Work to be completed: Return a copy of each line that holds the string "Caps".

Dataset rows:
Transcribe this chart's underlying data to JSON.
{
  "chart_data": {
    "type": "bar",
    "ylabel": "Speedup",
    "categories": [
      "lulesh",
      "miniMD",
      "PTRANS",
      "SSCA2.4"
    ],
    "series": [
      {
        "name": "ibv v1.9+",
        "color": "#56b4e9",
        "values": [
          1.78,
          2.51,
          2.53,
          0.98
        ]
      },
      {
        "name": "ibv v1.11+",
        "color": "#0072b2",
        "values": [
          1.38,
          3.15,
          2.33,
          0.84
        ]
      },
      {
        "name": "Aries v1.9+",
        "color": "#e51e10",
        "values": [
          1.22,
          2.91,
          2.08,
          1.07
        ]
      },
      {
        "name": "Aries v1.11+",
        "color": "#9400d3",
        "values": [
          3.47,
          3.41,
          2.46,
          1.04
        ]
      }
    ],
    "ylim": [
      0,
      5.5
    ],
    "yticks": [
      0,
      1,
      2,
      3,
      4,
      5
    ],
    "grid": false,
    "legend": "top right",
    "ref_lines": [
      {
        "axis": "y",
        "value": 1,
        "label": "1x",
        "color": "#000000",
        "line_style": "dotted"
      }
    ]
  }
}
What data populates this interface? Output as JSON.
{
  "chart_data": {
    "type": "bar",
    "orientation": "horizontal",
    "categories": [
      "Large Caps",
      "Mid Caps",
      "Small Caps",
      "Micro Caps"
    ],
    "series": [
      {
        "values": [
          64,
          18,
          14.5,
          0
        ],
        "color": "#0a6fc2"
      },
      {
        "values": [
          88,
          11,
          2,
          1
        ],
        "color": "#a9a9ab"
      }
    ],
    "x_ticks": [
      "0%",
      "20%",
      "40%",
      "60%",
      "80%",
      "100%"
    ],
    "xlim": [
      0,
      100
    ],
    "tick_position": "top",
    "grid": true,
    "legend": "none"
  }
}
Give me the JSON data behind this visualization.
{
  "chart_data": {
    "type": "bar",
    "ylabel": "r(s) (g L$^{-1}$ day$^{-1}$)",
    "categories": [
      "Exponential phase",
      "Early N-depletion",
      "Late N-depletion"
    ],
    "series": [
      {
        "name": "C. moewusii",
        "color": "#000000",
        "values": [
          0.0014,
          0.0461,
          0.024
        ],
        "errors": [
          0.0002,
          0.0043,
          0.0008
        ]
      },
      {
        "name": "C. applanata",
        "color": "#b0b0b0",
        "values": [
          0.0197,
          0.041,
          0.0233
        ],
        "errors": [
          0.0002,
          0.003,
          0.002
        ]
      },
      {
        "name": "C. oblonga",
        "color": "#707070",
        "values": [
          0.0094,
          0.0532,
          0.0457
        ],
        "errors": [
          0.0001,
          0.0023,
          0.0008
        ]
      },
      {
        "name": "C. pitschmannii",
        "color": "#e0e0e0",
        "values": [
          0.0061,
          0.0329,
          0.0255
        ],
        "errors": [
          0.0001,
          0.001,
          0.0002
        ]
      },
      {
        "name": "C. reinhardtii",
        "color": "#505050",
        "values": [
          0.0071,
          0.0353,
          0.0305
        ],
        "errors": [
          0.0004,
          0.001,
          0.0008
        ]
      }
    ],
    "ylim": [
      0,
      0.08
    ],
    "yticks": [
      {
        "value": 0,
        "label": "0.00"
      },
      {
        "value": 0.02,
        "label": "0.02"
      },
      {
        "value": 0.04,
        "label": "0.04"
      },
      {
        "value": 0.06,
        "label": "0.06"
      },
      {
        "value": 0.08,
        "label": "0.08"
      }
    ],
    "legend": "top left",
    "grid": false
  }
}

Reply:
      "Large Caps",
      "Mid Caps",
      "Small Caps",
      "Micro Caps"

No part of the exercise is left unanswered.